## [STATED TASK]
Can the data below be set down again exactly, line for line?

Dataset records
———

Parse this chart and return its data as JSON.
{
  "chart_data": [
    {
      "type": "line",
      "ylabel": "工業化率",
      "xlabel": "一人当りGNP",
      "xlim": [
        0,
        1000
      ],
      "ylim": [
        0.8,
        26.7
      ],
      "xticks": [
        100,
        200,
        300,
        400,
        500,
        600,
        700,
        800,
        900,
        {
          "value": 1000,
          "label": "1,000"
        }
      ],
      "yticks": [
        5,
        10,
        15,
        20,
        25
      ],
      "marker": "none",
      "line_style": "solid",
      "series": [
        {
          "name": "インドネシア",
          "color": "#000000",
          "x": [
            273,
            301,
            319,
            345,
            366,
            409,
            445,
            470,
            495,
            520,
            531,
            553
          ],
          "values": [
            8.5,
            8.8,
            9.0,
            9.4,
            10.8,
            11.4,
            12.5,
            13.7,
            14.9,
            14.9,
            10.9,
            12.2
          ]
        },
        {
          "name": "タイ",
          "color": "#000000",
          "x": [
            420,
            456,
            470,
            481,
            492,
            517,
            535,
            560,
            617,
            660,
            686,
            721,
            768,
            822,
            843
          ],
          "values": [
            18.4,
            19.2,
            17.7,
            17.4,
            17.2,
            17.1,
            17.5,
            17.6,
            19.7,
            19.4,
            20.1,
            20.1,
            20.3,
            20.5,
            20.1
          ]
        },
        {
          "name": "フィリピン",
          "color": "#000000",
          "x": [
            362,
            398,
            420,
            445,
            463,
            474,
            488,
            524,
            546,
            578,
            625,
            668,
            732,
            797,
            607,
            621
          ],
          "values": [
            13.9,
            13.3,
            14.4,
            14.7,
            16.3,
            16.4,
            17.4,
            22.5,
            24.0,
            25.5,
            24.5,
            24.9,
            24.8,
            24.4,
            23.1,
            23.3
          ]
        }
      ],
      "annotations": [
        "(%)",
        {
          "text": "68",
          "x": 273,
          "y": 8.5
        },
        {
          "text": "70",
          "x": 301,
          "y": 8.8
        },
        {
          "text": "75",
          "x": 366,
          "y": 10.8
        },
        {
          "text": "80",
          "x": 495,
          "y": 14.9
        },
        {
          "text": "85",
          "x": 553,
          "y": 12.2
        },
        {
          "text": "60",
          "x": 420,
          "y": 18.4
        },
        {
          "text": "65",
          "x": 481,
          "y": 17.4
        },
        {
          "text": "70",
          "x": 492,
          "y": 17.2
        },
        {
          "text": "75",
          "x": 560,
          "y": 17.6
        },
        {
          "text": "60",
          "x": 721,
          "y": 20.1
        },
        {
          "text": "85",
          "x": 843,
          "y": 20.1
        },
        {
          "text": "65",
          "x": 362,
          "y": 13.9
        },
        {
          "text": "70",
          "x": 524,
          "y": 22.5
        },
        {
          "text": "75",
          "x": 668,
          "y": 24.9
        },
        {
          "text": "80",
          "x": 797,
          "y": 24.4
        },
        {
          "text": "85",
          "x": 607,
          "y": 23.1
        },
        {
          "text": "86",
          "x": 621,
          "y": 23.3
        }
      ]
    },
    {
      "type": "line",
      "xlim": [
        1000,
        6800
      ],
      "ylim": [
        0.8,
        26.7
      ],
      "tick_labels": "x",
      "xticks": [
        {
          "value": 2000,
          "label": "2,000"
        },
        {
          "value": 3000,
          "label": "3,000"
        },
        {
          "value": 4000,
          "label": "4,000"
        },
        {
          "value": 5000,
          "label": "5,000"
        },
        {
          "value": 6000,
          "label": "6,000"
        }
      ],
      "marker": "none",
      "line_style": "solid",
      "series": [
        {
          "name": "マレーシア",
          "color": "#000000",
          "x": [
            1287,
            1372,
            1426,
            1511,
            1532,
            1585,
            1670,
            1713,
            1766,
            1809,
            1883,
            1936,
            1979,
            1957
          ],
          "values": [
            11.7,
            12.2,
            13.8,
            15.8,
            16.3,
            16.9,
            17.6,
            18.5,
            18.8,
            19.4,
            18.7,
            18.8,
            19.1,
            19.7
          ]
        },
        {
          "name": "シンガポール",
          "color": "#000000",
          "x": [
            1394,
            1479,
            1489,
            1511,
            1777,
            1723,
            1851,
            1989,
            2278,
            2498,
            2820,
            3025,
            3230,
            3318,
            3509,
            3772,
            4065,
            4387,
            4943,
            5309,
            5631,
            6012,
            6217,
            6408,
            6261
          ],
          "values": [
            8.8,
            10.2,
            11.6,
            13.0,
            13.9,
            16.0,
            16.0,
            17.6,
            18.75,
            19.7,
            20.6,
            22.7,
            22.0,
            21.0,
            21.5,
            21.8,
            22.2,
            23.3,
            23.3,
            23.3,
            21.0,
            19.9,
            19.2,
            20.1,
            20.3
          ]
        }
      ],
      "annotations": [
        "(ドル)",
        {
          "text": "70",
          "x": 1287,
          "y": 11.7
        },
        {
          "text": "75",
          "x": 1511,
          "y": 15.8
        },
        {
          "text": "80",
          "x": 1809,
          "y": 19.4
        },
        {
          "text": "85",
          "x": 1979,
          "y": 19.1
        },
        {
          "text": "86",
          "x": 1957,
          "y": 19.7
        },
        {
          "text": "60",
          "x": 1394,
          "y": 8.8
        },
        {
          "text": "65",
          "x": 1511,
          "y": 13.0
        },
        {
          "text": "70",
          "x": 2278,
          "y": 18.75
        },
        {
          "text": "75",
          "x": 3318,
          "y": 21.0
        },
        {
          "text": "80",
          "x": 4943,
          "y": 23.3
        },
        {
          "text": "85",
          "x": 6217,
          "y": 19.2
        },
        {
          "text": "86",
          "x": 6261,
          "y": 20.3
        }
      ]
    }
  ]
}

———

## [RESULT OF THE TASK]
Parse this chart and return its data as JSON.
{
  "chart_data": [
    {
      "type": "line",
      "ylabel": "工業化率",
      "xlabel": "一人当りGNP",
      "xlim": [
        0,
        1000
      ],
      "ylim": [
        0.8,
        26.7
      ],
      "xticks": [
        100,
        200,
        300,
        400,
        500,
        600,
        700,
        800,
        900,
        {
          "value": 1000,
          "label": "1,000"
        }
      ],
      "yticks": [
        5,
        10,
        15,
        20,
        25
      ],
      "marker": "none",
      "line_style": "solid",
      "series": [
        {
          "name": "インドネシア",
          "color": "#000000",
          "x": [
            273,
            301,
            319,
            345,
            366,
            409,
            445,
            470,
            495,
            520,
            531,
            553
          ],
          "values": [
            8.5,
            8.8,
            9.0,
            9.4,
            10.8,
            11.4,
            12.5,
            13.7,
            14.9,
            14.9,
            10.9,
            12.2
          ]
        },
        {
          "name": "タイ",
          "color": "#000000",
          "x": [
            420,
            456,
            470,
            481,
            492,
            517,
            535,
            560,
            617,
            660,
            686,
            721,
            768,
            822,
            843
          ],
          "values": [
            18.4,
            19.2,
            17.7,
            17.4,
            17.2,
            17.1,
            17.5,
            17.6,
            19.7,
            19.4,
            20.1,
            20.1,
            20.3,
            20.5,
            20.1
          ]
        },
        {
          "name": "フィリピン",
          "color": "#000000",
          "x": [
            362,
            398,
            420,
            445,
            463,
            474,
            488,
            524,
            546,
            578,
            625,
            668,
            732,
            797,
            607,
            621
          ],
          "values": [
            13.9,
            13.3,
            14.4,
            14.7,
            16.3,
            16.4,
            17.4,
            22.5,
            24.0,
            25.5,
            24.5,
            24.9,
            24.8,
            24.4,
            23.1,
            23.3
          ]
        }
      ],
      "annotations": [
        "(%)",
        {
          "text": "68",
          "x": 273,
          "y": 8.5
        },
        {
          "text": "70",
          "x": 301,
          "y": 8.8
        },
        {
          "text": "75",
          "x": 366,
          "y": 10.8
        },
        {
          "text": "80",
          "x": 495,
          "y": 14.9
        },
        {
          "text": "85",
          "x": 553,
          "y": 12.2
        },
        {
          "text": "60",
          "x": 420,
          "y": 18.4
        },
        {
          "text": "65",
          "x": 481,
          "y": 17.4
        },
        {
          "text": "70",
          "x": 492,
          "y": 17.2
        },
        {
          "text": "75",
          "x": 560,
          "y": 17.6
        },
        {
          "text": "60",
          "x": 721,
          "y": 20.1
        },
        {
          "text": "85",
          "x": 843,
          "y": 20.1
        },
        {
          "text": "65",
          "x": 362,
          "y": 13.9
        },
        {
          "text": "70",
          "x": 524,
          "y": 22.5
        },
        {
          "text": "75",
          "x": 668,
          "y": 24.9
        },
        {
          "text": "80",
          "x": 797,
          "y": 24.4
        },
        {
          "text": "85",
          "x": 607,
          "y": 23.1
        },
        {
          "text": "86",
          "x": 621,
          "y": 23.3
        }
      ]
    },
    {
      "type": "line",
      "xlim": [
        1000,
        6800
      ],
      "ylim": [
        0.8,
        26.7
      ],
      "tick_labels": "x",
      "xticks": [
        {
          "value": 2000,
          "label": "2,000"
        },
        {
          "value": 3000,
          "label": "3,000"
        },
        {
          "value": 4000,
          "label": "4,000"
        },
        {
          "value": 5000,
          "label": "5,000"
        },
        {
          "value": 6000,
          "label": "6,000"
        }
      ],
      "marker": "none",
      "line_style": "solid",
      "series": [
        {
          "name": "マレーシア",
          "color": "#000000",
          "x": [
            1287,
            1372,
            1426,
            1511,
            1532,
            1585,
            1670,
            1713,
            1766,
            1809,
            1883,
            1936,
            1979,
            1957
          ],
          "values": [
            11.7,
            12.2,
            13.8,
            15.8,
            16.3,
            16.9,
            17.6,
            18.5,
            18.8,
            19.4,
            18.7,
            18.8,
            19.1,
            19.7
          ]
        },
        {
          "name": "シンガポール",
          "color": "#000000",
          "x": [
            1394,
            1479,
            1489,
            1511,
            1777,
            1723,
            1851,
            1989,
            2278,
            2498,
            2820,
            3025,
            3230,
            3318,
            3509,
            3772,
            4065,
            4387,
            4943,
            5309,
            5631,
            6012,
            6217,
            6408,
            6261
          ],
          "values": [
            8.8,
            10.2,
            11.6,
            13.0,
            13.9,
            16.0,
            16.0,
            17.6,
            18.75,
            19.7,
            20.6,
            22.7,
            22.0,
            21.0,
            21.5,
            21.8,
            22.2,
            23.3,
            23.3,
            23.3,
            21.0,
            19.9,
            19.2,
            20.1,
            20.3
          ]
        }
      ],
      "annotations": [
        "(ドル)",
        {
          "text": "70",
          "x": 1287,
          "y": 11.7
        },
        {
          "text": "75",
          "x": 1511,
          "y": 15.8
        },
        {
          "text": "80",
          "x": 1809,
          "y": 19.4
        },
        {
          "text": "85",
          "x": 1979,
          "y": 19.1
        },
        {
          "text": "86",
          "x": 1957,
          "y": 19.7
        },
        {
          "text": "60",
          "x": 1394,
          "y": 8.8
        },
        {
          "text": "65",
          "x": 1511,
          "y": 13.0
        },
        {
          "text": "70",
          "x": 2278,
          "y": 18.75
        },
        {
          "text": "75",
          "x": 3318,
          "y": 21.0
        },
        {
          "text": "80",
          "x": 4943,
          "y": 23.3
        },
        {
          "text": "85",
          "x": 6217,
          "y": 19.2
        },
        {
          "text": "86",
          "x": 6261,
          "y": 20.3
        }
      ]
    }
  ]
}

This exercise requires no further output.